-- RECORD LIST --
** Start **

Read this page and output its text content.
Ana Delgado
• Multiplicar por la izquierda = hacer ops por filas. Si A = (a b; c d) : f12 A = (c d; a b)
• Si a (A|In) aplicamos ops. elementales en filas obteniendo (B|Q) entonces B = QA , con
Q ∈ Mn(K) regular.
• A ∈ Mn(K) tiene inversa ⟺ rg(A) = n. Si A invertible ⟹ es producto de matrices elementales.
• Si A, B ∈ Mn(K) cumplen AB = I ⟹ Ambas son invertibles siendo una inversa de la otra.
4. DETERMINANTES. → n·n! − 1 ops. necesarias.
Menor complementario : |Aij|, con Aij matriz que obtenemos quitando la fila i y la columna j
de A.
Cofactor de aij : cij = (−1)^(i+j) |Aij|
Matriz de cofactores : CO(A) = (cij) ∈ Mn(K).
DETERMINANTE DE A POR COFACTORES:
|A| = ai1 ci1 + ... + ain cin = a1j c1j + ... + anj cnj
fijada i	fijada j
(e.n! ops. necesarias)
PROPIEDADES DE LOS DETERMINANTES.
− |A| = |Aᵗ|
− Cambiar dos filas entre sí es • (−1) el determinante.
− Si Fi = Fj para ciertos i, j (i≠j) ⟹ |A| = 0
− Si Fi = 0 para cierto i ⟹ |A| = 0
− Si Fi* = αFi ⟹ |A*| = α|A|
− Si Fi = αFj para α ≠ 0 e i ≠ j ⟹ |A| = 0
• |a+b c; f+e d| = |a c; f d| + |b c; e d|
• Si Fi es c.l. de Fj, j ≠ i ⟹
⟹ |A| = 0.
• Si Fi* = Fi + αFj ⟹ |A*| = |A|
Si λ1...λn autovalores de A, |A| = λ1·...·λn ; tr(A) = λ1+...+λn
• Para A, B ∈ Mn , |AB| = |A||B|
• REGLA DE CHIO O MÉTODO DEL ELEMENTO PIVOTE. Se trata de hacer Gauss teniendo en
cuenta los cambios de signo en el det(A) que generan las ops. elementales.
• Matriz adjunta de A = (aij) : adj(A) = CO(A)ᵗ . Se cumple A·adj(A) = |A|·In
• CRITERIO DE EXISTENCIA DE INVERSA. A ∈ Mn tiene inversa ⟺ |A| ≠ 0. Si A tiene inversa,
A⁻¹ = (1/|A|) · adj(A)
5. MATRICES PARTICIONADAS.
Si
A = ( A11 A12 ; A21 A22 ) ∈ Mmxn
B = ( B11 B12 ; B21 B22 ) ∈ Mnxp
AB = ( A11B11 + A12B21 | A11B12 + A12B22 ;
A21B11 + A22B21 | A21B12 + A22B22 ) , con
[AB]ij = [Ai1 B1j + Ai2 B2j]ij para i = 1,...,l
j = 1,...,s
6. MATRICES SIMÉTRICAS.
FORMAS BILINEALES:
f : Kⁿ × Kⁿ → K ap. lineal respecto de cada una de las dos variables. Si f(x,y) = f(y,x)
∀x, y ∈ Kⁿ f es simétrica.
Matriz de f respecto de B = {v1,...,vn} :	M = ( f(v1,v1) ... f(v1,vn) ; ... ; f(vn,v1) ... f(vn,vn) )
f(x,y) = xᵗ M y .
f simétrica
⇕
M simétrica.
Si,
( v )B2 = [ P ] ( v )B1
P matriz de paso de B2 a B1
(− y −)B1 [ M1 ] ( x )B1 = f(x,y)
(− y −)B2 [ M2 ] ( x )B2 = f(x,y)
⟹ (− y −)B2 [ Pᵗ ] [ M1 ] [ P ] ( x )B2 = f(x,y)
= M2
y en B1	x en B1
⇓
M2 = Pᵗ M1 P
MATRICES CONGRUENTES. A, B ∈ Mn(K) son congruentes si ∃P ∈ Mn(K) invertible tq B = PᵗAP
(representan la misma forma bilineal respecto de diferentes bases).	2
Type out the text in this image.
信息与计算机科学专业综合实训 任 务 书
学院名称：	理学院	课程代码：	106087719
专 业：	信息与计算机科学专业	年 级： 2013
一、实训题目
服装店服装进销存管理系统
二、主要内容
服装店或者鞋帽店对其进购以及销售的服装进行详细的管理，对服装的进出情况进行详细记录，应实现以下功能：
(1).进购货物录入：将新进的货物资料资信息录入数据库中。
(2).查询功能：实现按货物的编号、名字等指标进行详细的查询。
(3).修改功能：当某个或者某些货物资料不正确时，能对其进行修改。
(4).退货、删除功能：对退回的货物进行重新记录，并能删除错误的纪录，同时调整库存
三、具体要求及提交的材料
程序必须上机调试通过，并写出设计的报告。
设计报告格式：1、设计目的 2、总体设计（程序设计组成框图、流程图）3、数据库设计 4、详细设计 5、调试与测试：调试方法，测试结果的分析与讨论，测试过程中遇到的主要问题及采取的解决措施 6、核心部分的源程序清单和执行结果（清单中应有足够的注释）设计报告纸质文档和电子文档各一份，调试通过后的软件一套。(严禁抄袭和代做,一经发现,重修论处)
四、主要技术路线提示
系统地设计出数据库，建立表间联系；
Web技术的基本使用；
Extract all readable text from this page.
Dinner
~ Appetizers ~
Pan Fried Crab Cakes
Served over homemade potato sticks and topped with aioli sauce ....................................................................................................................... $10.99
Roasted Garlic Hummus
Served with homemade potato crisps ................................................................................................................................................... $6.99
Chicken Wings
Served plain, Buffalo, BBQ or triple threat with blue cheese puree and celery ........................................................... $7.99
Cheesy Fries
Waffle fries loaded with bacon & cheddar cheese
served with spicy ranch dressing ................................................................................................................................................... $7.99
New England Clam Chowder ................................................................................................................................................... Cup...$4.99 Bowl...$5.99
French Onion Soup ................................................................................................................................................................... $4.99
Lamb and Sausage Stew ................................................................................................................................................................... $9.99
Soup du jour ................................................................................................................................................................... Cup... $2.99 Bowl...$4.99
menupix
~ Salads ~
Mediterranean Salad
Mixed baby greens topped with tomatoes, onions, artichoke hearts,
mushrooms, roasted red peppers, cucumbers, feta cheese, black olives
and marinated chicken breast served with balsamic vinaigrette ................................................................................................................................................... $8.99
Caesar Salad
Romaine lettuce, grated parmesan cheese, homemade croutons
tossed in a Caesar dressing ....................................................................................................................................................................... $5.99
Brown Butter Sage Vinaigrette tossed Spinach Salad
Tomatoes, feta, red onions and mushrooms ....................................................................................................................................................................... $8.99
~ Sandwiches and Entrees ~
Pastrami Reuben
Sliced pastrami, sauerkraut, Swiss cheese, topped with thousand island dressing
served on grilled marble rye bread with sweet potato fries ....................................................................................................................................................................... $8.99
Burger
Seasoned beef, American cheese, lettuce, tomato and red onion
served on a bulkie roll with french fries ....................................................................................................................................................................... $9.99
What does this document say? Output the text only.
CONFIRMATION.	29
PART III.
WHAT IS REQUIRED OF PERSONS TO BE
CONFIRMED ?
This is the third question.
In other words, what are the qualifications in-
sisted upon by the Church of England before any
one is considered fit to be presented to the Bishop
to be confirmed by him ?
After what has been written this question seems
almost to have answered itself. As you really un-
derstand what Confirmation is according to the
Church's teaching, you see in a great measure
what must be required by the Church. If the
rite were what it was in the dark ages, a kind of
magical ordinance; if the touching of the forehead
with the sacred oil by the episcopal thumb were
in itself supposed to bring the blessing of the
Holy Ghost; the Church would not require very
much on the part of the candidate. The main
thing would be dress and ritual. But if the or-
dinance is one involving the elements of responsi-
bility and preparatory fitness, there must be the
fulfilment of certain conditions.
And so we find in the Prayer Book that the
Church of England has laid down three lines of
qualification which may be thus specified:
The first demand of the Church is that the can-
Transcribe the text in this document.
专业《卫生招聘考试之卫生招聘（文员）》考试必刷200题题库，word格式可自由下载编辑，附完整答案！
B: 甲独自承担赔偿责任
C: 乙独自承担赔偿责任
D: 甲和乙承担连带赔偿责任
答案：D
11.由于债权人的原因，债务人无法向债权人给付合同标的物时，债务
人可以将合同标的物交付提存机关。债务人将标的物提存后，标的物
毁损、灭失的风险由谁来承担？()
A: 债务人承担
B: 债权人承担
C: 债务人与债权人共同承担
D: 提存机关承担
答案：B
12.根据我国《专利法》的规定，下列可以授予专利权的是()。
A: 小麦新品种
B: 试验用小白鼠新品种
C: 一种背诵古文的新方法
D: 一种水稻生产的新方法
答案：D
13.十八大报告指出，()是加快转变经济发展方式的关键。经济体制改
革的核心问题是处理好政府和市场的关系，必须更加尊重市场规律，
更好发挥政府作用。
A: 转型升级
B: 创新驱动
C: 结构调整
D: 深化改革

** End **

-- DESCRIPTION OF THE TASK --
Return all lines containing the word "respecto".

-- TASK SOLUTION --
f : Kⁿ × Kⁿ → K ap. lineal respecto de cada una de las dos variables. Si f(x,y) = f(y,x)
Matriz de f respecto de B = {v1,...,vn} :	M = ( f(v1,v1) ... f(v1,vn) ; ... ; f(vn,v1) ... f(vn,vn) )
(representan la misma forma bilineal respecto de diferentes bases).	2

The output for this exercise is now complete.